===== DATA TO PROCESS

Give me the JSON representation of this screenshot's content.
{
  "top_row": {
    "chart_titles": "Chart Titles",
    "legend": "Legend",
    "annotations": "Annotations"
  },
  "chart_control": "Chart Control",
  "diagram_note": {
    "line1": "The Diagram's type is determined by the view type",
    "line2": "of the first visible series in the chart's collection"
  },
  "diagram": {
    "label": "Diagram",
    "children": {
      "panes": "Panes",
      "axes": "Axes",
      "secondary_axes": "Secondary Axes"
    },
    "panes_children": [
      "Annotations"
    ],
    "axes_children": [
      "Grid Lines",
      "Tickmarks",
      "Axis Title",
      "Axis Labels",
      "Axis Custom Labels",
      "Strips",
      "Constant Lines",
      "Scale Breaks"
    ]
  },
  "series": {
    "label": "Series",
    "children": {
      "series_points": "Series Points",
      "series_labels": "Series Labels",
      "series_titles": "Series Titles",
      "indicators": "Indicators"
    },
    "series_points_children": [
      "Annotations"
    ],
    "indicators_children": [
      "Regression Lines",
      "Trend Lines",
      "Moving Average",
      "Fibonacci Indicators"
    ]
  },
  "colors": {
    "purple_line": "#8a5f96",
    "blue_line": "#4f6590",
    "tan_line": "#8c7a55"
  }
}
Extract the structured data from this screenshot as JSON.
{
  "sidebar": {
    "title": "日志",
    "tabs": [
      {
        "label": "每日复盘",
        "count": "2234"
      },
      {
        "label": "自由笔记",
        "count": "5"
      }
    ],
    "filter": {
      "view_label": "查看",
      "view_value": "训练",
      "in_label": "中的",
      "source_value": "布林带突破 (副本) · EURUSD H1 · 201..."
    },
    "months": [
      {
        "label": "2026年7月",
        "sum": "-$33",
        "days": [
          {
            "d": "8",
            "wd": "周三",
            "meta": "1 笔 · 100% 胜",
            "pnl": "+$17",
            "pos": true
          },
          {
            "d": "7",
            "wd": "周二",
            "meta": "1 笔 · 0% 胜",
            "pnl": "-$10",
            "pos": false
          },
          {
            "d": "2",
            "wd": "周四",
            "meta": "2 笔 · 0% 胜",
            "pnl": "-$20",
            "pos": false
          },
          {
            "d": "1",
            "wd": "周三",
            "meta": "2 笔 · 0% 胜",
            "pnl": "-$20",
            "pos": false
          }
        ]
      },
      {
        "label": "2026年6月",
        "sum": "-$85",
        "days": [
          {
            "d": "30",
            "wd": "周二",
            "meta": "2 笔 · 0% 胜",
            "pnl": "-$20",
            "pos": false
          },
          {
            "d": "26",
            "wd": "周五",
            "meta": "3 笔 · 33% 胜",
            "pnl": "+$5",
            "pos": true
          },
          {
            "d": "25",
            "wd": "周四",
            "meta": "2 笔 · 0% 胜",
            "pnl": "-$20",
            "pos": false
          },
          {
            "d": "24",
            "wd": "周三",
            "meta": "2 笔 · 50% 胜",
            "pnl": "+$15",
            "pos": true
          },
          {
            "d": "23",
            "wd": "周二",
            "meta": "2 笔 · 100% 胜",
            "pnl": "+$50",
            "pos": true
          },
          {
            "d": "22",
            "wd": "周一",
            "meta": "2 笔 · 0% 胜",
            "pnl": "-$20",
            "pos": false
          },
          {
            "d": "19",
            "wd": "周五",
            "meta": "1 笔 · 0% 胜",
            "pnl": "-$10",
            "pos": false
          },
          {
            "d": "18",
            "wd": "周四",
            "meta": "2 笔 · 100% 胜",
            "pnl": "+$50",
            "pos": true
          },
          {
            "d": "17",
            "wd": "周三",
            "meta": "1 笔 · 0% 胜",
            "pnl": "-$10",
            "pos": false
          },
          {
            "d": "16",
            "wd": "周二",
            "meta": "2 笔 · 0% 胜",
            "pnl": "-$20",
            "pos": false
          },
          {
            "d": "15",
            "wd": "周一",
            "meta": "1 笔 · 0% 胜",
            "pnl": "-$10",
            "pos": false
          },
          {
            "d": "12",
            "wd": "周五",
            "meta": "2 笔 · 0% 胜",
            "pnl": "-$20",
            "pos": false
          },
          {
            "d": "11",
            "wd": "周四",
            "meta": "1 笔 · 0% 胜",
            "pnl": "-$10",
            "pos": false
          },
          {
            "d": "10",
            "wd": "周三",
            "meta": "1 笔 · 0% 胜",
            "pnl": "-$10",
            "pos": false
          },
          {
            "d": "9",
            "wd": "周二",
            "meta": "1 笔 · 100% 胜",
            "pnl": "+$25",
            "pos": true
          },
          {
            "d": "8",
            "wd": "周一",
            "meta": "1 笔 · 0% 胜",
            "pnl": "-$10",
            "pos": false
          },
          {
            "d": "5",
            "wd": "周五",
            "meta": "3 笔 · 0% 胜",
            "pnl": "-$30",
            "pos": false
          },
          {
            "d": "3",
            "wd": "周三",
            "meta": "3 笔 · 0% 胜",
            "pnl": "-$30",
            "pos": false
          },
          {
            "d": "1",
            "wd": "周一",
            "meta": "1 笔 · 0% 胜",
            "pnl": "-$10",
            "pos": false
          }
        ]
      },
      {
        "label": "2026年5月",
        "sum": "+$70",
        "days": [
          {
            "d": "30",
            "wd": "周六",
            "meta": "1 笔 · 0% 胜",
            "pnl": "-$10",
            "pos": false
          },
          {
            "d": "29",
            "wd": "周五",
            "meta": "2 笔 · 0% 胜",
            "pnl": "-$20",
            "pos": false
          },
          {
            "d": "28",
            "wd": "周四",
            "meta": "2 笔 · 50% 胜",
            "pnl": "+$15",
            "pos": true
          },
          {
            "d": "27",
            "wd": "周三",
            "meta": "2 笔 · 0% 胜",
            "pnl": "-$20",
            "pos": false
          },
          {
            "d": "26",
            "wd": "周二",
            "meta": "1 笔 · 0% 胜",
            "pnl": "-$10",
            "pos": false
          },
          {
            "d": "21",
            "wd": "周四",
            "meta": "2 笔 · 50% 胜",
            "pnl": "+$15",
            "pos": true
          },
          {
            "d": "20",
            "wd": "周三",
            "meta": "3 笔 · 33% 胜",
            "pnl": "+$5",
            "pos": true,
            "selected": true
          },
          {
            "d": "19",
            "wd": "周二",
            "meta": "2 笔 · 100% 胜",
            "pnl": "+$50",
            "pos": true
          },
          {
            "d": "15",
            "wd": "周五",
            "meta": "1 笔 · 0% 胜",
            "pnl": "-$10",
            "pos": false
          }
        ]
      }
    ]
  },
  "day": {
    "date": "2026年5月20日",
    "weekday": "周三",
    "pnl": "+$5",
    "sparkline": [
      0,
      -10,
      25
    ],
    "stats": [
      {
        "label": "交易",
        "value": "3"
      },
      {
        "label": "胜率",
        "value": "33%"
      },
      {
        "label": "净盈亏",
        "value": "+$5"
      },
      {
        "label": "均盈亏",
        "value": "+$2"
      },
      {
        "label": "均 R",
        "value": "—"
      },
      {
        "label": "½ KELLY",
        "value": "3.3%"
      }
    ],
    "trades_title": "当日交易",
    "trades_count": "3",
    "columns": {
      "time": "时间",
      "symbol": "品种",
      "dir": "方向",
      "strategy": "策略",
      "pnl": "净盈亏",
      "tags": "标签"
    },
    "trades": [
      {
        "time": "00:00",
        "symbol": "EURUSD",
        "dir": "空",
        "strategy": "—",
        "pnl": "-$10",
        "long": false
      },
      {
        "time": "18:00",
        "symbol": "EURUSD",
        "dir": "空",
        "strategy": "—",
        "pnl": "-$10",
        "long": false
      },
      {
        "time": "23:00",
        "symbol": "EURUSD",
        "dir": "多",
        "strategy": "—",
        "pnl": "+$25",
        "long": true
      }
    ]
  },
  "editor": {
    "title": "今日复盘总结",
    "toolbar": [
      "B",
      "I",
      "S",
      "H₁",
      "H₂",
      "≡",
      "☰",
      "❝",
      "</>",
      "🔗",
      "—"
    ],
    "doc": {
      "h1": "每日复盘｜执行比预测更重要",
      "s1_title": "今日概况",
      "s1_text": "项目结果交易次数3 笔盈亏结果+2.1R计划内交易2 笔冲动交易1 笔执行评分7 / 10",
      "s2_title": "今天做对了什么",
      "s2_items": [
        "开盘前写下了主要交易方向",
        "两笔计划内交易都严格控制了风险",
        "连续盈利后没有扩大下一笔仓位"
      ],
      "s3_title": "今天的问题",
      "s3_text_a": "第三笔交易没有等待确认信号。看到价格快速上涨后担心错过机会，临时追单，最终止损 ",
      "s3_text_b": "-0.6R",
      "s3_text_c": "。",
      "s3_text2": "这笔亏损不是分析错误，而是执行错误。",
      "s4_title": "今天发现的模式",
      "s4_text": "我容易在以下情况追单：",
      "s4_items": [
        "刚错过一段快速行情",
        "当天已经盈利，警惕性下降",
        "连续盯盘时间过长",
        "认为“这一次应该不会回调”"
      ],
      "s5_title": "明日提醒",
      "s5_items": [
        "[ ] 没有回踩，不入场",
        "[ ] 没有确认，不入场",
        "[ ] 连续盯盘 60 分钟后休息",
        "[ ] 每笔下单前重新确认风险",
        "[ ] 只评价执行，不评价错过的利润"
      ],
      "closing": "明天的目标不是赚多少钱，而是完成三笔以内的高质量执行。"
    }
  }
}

==========

» GIVEN TASK:
Pull every line containing the word "Lines" out of the material and copy it.

» TASK OUTPUT:
      "Grid Lines",
      "Constant Lines",
      "Regression Lines",
      "Trend Lines",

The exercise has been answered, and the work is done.